— BEGIN —

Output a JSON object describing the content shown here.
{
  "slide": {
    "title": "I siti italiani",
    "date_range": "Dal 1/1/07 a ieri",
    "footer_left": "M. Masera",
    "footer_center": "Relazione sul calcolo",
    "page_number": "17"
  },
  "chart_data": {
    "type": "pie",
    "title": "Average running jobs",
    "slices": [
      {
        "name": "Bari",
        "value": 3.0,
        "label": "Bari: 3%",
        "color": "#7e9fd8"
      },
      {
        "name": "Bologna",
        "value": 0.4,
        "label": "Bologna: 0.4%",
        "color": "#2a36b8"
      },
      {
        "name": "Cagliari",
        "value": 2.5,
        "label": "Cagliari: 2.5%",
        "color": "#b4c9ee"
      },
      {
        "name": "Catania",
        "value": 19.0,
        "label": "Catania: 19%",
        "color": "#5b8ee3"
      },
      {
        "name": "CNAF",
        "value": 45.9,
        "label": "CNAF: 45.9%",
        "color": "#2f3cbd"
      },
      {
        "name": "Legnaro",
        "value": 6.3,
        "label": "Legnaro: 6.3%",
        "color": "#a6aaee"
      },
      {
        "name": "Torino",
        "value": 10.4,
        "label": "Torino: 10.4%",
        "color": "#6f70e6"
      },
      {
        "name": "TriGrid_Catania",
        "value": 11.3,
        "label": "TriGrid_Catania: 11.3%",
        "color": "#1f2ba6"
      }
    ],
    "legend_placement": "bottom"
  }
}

— END —

Gather up every line from the listing above in which the word "value" occurs.

> OUTPUT FOR THIS EXERCISE:
        "value": 3.0,
        "value": 0.4,
        "value": 2.5,
        "value": 19.0,
        "value": 45.9,
        "value": 6.3,
        "value": 10.4,
        "value": 11.3,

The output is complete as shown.